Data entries
* Start *
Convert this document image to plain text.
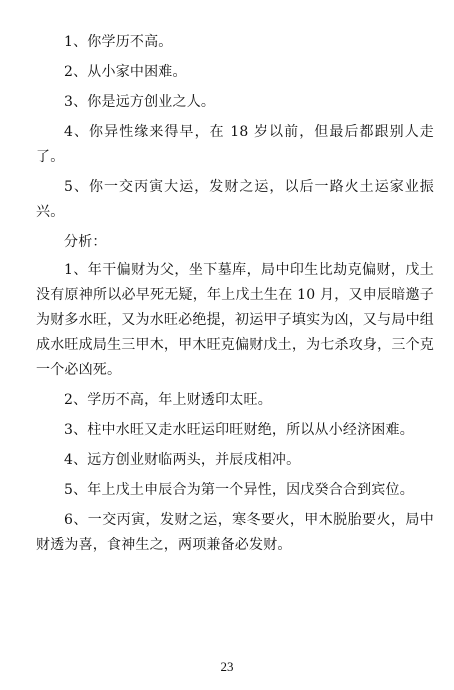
1、你学历不高。

2、从小家中困难。

3、你是远方创业之人。

4、你异性缘来得早，在 18 岁以前，但最后都跟别人走了。

5、你一交丙寅大运，发财之运，以后一路火土运家业振兴。

分析：

1、年干偏财为父，坐下墓库，局中印生比劫克偏财，戊土没有原神所以必早死无疑，年上戊土生在 10 月，又申辰暗邀子为财多水旺，又为水旺必绝提，初运甲子填实为凶，又与局中组成水旺成局生三甲木，甲木旺克偏财戊土，为七杀攻身，三个克一个必凶死。

2、学历不高，年上财透印太旺。

3、柱中水旺又走水旺运印旺财绝，所以从小经济困难。

4、远方创业财临两头，并辰戌相冲。

5、年上戊土申辰合为第一个异性，因戊癸合合到宾位。

6、一交丙寅，发财之运，寒冬要火，甲木脱胎要火，局中财透为喜，食神生之，两项兼备必发财。

23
* End *
▶ _GOAL OF THE EXERCISE_: Omit all pictures while transcribing the entries verbatim.

▶ _COMPLETE ANSWER_:
Convert this document image to plain text.
1、你学历不高。

2、从小家中困难。

3、你是远方创业之人。

4、你异性缘来得早，在 18 岁以前，但最后都跟别人走了。

5、你一交丙寅大运，发财之运，以后一路火土运家业振兴。

分析：

1、年干偏财为父，坐下墓库，局中印生比劫克偏财，戊土没有原神所以必早死无疑，年上戊土生在 10 月，又申辰暗邀子为财多水旺，又为水旺必绝提，初运甲子填实为凶，又与局中组成水旺成局生三甲木，甲木旺克偏财戊土，为七杀攻身，三个克一个必凶死。

2、学历不高，年上财透印太旺。

3、柱中水旺又走水旺运印旺财绝，所以从小经济困难。

4、远方创业财临两头，并辰戌相冲。

5、年上戊土申辰合为第一个异性，因戊癸合合到宾位。

6、一交丙寅，发财之运，寒冬要火，甲木脱胎要火，局中财透为喜，食神生之，两项兼备必发财。

23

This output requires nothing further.